» **Set task**:
Report how many lines hold the word "cruz"; give nothing but the number.

» **Exercise data**:
--- Begin ---

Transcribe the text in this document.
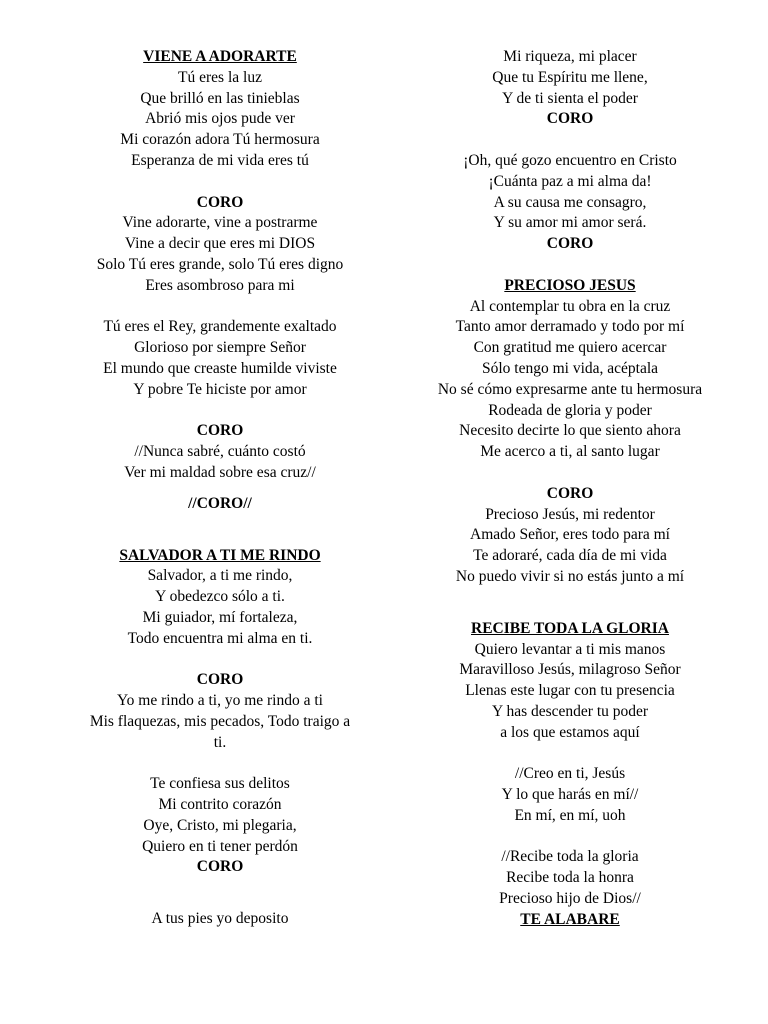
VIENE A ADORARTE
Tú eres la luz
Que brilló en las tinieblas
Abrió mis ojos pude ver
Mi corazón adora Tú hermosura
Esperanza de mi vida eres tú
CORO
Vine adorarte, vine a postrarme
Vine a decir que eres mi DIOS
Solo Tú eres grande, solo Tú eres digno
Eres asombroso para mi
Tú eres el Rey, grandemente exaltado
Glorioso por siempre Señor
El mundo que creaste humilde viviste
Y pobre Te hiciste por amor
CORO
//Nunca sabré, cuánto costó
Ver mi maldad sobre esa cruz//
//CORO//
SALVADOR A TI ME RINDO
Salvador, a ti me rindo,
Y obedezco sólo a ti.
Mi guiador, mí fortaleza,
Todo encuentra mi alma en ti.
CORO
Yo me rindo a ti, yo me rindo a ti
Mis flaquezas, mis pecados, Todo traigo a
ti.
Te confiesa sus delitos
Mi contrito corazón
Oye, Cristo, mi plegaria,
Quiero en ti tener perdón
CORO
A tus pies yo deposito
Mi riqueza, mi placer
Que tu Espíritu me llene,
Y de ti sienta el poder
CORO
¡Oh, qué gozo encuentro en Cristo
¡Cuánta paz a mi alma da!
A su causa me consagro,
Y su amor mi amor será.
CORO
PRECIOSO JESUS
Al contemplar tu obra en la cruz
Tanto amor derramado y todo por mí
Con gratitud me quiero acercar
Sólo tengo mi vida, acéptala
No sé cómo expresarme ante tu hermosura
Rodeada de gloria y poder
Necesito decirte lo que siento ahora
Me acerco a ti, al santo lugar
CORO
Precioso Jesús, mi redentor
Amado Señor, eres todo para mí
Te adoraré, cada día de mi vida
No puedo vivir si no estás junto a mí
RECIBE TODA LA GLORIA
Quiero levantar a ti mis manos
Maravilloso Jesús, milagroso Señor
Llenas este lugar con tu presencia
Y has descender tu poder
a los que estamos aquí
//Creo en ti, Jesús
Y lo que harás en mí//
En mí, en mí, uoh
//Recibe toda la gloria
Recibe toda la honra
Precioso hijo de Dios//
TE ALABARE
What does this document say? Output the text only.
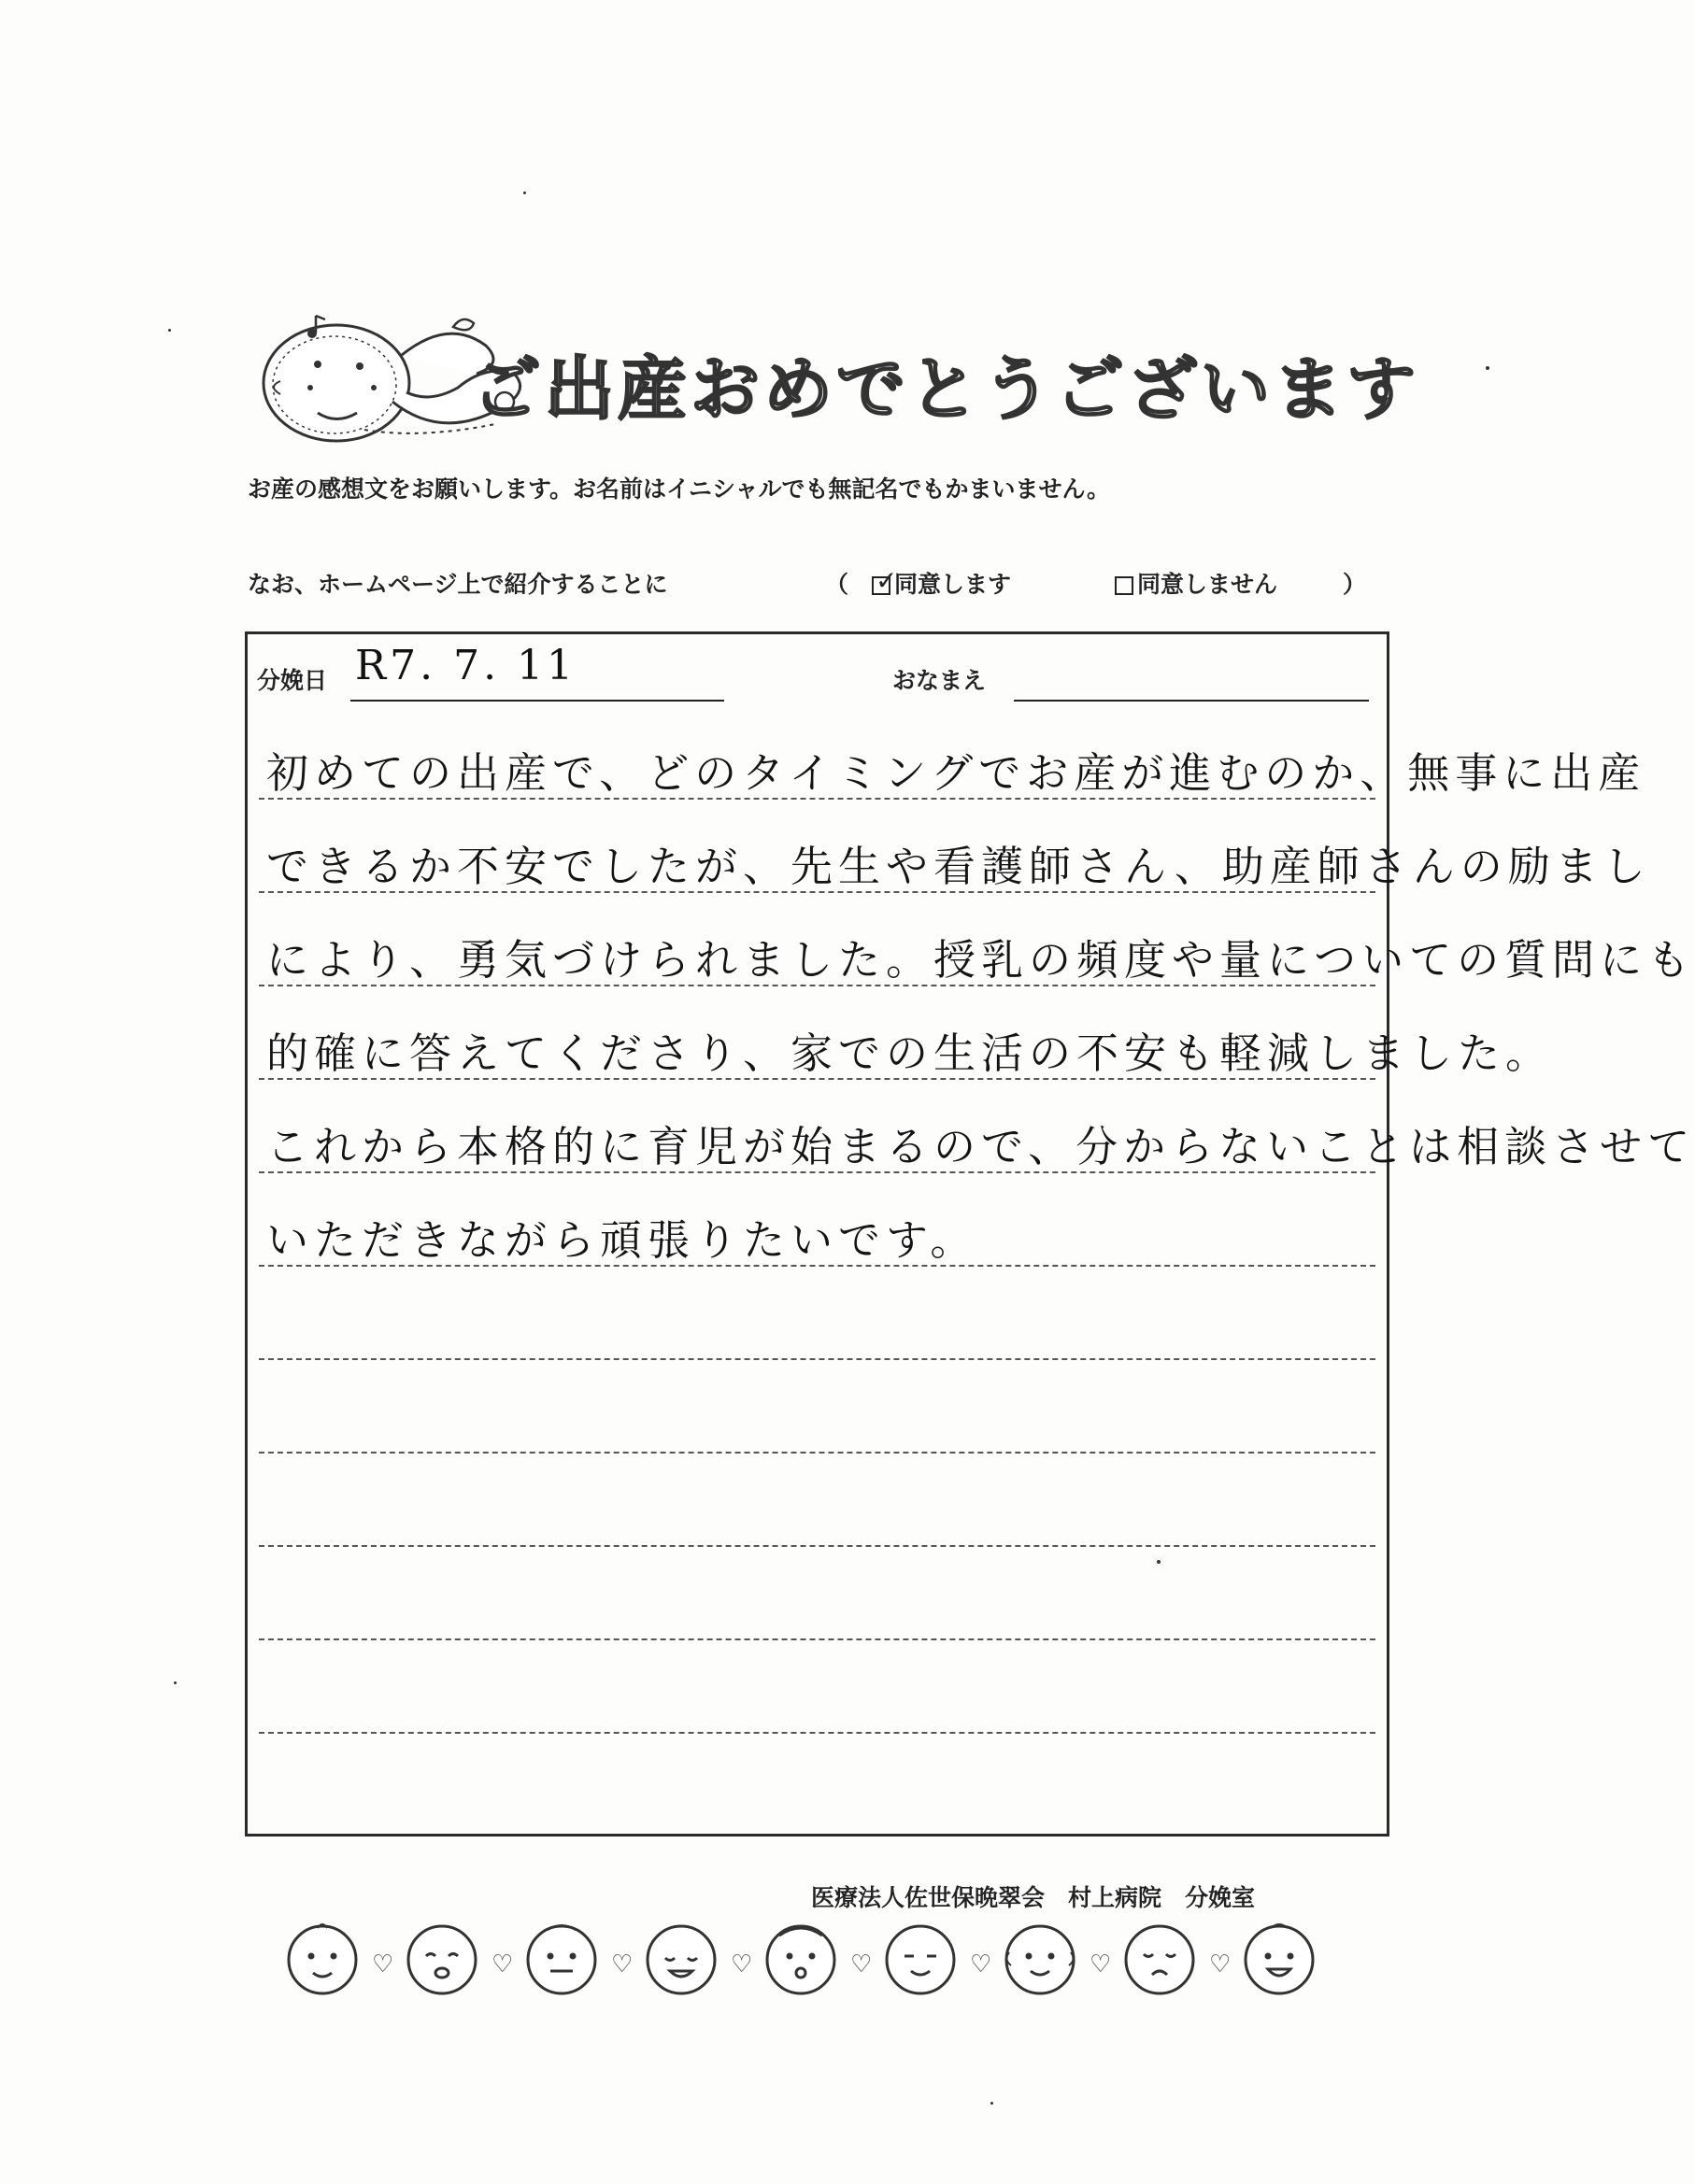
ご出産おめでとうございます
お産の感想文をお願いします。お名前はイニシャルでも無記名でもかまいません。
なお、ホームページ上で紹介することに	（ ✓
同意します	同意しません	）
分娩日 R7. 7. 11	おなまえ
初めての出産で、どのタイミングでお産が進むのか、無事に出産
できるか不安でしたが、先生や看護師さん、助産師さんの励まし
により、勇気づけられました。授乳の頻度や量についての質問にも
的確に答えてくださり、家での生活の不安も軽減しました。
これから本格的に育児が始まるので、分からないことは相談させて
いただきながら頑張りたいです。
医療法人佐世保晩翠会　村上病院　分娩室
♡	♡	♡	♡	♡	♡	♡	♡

--- End ---
--- Begin ---

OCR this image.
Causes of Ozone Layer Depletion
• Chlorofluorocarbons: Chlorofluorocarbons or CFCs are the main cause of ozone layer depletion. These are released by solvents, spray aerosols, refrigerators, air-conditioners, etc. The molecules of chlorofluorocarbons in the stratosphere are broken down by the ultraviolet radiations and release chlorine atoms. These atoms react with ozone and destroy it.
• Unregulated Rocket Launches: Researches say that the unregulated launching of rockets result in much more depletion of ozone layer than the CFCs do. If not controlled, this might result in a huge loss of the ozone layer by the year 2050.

--- End ---

» **Result**:
2